EXERCISE MATERIALS:
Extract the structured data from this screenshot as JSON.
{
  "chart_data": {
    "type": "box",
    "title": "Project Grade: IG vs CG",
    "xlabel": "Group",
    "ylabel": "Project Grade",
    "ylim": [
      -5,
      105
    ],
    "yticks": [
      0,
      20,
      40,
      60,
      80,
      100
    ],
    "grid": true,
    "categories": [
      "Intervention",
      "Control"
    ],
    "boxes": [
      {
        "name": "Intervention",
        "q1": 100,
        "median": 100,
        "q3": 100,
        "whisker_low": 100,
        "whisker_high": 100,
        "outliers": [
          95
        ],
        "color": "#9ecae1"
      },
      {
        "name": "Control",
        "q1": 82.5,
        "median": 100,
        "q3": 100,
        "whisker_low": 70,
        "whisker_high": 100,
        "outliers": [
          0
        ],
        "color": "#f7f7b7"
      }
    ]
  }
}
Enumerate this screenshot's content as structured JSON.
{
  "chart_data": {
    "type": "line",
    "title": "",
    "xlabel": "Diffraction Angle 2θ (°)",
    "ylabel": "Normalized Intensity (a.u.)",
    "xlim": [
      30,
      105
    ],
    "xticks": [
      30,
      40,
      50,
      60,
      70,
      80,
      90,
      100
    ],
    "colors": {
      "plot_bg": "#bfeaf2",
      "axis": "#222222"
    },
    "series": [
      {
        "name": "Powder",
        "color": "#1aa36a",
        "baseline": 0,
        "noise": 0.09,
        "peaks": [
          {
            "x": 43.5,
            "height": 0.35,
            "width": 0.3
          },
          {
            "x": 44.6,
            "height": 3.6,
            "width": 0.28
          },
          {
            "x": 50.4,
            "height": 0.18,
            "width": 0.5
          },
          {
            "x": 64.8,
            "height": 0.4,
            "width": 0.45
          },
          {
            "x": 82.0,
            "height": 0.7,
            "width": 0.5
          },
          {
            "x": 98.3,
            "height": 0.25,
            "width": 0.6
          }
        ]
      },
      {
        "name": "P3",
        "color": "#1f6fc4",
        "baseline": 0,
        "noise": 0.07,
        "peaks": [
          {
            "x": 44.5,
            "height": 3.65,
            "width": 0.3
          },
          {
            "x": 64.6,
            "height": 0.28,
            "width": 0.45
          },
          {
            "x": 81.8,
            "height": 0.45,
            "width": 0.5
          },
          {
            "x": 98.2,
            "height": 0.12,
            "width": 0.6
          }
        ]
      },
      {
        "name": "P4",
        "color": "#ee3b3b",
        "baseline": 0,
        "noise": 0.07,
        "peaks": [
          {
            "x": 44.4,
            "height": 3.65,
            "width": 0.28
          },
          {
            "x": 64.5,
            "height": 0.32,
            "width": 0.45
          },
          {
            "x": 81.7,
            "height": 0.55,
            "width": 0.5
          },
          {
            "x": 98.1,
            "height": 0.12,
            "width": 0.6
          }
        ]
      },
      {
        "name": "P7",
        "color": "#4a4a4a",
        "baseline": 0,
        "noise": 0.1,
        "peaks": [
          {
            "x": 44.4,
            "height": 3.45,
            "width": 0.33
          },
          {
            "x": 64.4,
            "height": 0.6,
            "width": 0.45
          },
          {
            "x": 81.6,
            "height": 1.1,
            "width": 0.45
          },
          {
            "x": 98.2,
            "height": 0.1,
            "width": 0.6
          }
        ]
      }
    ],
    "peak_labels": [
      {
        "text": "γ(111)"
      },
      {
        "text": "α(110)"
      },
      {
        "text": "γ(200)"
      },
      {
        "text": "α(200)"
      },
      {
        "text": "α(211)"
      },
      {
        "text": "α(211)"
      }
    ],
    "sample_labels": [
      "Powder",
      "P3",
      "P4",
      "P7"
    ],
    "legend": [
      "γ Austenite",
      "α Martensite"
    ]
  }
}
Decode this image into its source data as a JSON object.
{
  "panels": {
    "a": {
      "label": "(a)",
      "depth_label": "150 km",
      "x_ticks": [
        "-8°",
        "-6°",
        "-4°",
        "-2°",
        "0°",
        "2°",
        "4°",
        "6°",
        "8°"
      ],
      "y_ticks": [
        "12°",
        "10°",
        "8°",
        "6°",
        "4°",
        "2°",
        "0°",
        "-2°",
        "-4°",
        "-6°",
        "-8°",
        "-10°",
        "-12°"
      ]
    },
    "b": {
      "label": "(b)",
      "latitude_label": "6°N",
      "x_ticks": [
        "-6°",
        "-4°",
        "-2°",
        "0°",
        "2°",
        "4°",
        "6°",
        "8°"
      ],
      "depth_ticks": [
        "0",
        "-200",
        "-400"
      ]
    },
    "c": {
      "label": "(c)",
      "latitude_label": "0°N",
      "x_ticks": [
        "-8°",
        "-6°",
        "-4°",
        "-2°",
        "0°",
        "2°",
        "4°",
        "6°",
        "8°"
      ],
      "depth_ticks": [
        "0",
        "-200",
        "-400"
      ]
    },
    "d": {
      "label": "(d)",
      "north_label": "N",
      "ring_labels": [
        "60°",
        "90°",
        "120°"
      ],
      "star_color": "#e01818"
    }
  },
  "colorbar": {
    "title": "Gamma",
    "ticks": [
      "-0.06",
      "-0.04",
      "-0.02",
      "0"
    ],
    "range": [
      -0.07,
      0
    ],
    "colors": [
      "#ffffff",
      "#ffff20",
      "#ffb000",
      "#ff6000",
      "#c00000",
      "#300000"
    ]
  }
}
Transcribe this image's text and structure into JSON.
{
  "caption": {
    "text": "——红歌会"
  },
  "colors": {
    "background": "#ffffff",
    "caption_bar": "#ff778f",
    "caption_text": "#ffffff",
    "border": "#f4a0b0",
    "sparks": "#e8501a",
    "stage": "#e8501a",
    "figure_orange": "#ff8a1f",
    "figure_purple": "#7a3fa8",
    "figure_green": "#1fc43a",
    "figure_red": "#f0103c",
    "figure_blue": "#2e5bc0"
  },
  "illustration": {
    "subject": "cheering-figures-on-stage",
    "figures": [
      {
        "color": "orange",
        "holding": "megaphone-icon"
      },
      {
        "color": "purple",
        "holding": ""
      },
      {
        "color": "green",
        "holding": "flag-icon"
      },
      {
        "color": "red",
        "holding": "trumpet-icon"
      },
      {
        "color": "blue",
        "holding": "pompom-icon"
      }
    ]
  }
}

OBJECTIVE: Return the material in full, exactly as shown.

REPLY:
Extract the structured data from this screenshot as JSON.
{
  "chart_data": {
    "type": "box",
    "title": "Project Grade: IG vs CG",
    "xlabel": "Group",
    "ylabel": "Project Grade",
    "ylim": [
      -5,
      105
    ],
    "yticks": [
      0,
      20,
      40,
      60,
      80,
      100
    ],
    "grid": true,
    "categories": [
      "Intervention",
      "Control"
    ],
    "boxes": [
      {
        "name": "Intervention",
        "q1": 100,
        "median": 100,
        "q3": 100,
        "whisker_low": 100,
        "whisker_high": 100,
        "outliers": [
          95
        ],
        "color": "#9ecae1"
      },
      {
        "name": "Control",
        "q1": 82.5,
        "median": 100,
        "q3": 100,
        "whisker_low": 70,
        "whisker_high": 100,
        "outliers": [
          0
        ],
        "color": "#f7f7b7"
      }
    ]
  }
}
Enumerate this screenshot's content as structured JSON.
{
  "chart_data": {
    "type": "line",
    "title": "",
    "xlabel": "Diffraction Angle 2θ (°)",
    "ylabel": "Normalized Intensity (a.u.)",
    "xlim": [
      30,
      105
    ],
    "xticks": [
      30,
      40,
      50,
      60,
      70,
      80,
      90,
      100
    ],
    "colors": {
      "plot_bg": "#bfeaf2",
      "axis": "#222222"
    },
    "series": [
      {
        "name": "Powder",
        "color": "#1aa36a",
        "baseline": 0,
        "noise": 0.09,
        "peaks": [
          {
            "x": 43.5,
            "height": 0.35,
            "width": 0.3
          },
          {
            "x": 44.6,
            "height": 3.6,
            "width": 0.28
          },
          {
            "x": 50.4,
            "height": 0.18,
            "width": 0.5
          },
          {
            "x": 64.8,
            "height": 0.4,
            "width": 0.45
          },
          {
            "x": 82.0,
            "height": 0.7,
            "width": 0.5
          },
          {
            "x": 98.3,
            "height": 0.25,
            "width": 0.6
          }
        ]
      },
      {
        "name": "P3",
        "color": "#1f6fc4",
        "baseline": 0,
        "noise": 0.07,
        "peaks": [
          {
            "x": 44.5,
            "height": 3.65,
            "width": 0.3
          },
          {
            "x": 64.6,
            "height": 0.28,
            "width": 0.45
          },
          {
            "x": 81.8,
            "height": 0.45,
            "width": 0.5
          },
          {
            "x": 98.2,
            "height": 0.12,
            "width": 0.6
          }
        ]
      },
      {
        "name": "P4",
        "color": "#ee3b3b",
        "baseline": 0,
        "noise": 0.07,
        "peaks": [
          {
            "x": 44.4,
            "height": 3.65,
            "width": 0.28
          },
          {
            "x": 64.5,
            "height": 0.32,
            "width": 0.45
          },
          {
            "x": 81.7,
            "height": 0.55,
            "width": 0.5
          },
          {
            "x": 98.1,
            "height": 0.12,
            "width": 0.6
          }
        ]
      },
      {
        "name": "P7",
        "color": "#4a4a4a",
        "baseline": 0,
        "noise": 0.1,
        "peaks": [
          {
            "x": 44.4,
            "height": 3.45,
            "width": 0.33
          },
          {
            "x": 64.4,
            "height": 0.6,
            "width": 0.45
          },
          {
            "x": 81.6,
            "height": 1.1,
            "width": 0.45
          },
          {
            "x": 98.2,
            "height": 0.1,
            "width": 0.6
          }
        ]
      }
    ],
    "peak_labels": [
      {
        "text": "γ(111)"
      },
      {
        "text": "α(110)"
      },
      {
        "text": "γ(200)"
      },
      {
        "text": "α(200)"
      },
      {
        "text": "α(211)"
      },
      {
        "text": "α(211)"
      }
    ],
    "sample_labels": [
      "Powder",
      "P3",
      "P4",
      "P7"
    ],
    "legend": [
      "γ Austenite",
      "α Martensite"
    ]
  }
}
Decode this image into its source data as a JSON object.
{
  "panels": {
    "a": {
      "label": "(a)",
      "depth_label": "150 km",
      "x_ticks": [
        "-8°",
        "-6°",
        "-4°",
        "-2°",
        "0°",
        "2°",
        "4°",
        "6°",
        "8°"
      ],
      "y_ticks": [
        "12°",
        "10°",
        "8°",
        "6°",
        "4°",
        "2°",
        "0°",
        "-2°",
        "-4°",
        "-6°",
        "-8°",
        "-10°",
        "-12°"
      ]
    },
    "b": {
      "label": "(b)",
      "latitude_label": "6°N",
      "x_ticks": [
        "-6°",
        "-4°",
        "-2°",
        "0°",
        "2°",
        "4°",
        "6°",
        "8°"
      ],
      "depth_ticks": [
        "0",
        "-200",
        "-400"
      ]
    },
    "c": {
      "label": "(c)",
      "latitude_label": "0°N",
      "x_ticks": [
        "-8°",
        "-6°",
        "-4°",
        "-2°",
        "0°",
        "2°",
        "4°",
        "6°",
        "8°"
      ],
      "depth_ticks": [
        "0",
        "-200",
        "-400"
      ]
    },
    "d": {
      "label": "(d)",
      "north_label": "N",
      "ring_labels": [
        "60°",
        "90°",
        "120°"
      ],
      "star_color": "#e01818"
    }
  },
  "colorbar": {
    "title": "Gamma",
    "ticks": [
      "-0.06",
      "-0.04",
      "-0.02",
      "0"
    ],
    "range": [
      -0.07,
      0
    ],
    "colors": [
      "#ffffff",
      "#ffff20",
      "#ffb000",
      "#ff6000",
      "#c00000",
      "#300000"
    ]
  }
}
Transcribe this image's text and structure into JSON.
{
  "caption": {
    "text": "——红歌会"
  },
  "colors": {
    "background": "#ffffff",
    "caption_bar": "#ff778f",
    "caption_text": "#ffffff",
    "border": "#f4a0b0",
    "sparks": "#e8501a",
    "stage": "#e8501a",
    "figure_orange": "#ff8a1f",
    "figure_purple": "#7a3fa8",
    "figure_green": "#1fc43a",
    "figure_red": "#f0103c",
    "figure_blue": "#2e5bc0"
  },
  "illustration": {
    "subject": "cheering-figures-on-stage",
    "figures": [
      {
        "color": "orange",
        "holding": "megaphone-icon"
      },
      {
        "color": "purple",
        "holding": ""
      },
      {
        "color": "green",
        "holding": "flag-icon"
      },
      {
        "color": "red",
        "holding": "trumpet-icon"
      },
      {
        "color": "blue",
        "holding": "pompom-icon"
      }
    ]
  }
}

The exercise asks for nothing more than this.